# Given records:
>>>
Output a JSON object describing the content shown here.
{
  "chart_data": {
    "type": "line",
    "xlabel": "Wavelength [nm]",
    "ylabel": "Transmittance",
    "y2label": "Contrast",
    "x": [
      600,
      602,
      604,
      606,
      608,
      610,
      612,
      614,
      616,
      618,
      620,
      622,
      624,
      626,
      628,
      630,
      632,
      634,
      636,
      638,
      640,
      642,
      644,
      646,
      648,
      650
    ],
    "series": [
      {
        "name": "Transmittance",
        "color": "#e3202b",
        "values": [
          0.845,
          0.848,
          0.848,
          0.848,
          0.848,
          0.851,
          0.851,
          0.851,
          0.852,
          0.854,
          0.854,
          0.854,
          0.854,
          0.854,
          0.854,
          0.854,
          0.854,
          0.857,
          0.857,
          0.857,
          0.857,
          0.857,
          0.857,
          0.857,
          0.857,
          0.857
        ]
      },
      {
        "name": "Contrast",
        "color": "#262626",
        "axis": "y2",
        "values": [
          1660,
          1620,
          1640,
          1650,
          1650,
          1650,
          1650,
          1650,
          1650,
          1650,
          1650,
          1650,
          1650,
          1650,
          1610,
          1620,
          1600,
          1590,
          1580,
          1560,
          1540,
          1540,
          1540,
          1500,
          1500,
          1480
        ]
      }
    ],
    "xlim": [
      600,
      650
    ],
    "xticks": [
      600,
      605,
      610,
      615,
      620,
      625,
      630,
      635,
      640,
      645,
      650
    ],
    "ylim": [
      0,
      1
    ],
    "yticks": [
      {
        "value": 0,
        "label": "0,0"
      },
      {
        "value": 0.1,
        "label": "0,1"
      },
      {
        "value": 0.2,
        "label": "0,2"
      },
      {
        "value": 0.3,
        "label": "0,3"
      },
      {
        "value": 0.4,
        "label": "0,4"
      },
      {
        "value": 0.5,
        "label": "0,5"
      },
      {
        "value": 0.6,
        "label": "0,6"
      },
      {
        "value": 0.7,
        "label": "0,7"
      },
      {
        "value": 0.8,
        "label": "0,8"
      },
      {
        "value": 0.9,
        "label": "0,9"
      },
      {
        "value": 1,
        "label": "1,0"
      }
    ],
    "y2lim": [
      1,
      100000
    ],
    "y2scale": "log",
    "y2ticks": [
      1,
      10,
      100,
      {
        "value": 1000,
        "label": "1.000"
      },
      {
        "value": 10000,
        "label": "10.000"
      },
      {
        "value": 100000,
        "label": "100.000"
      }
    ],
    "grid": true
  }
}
<<<
Report how many lines in this data include the string "Transmittance", and nothing else.

# Result of the exercise:
2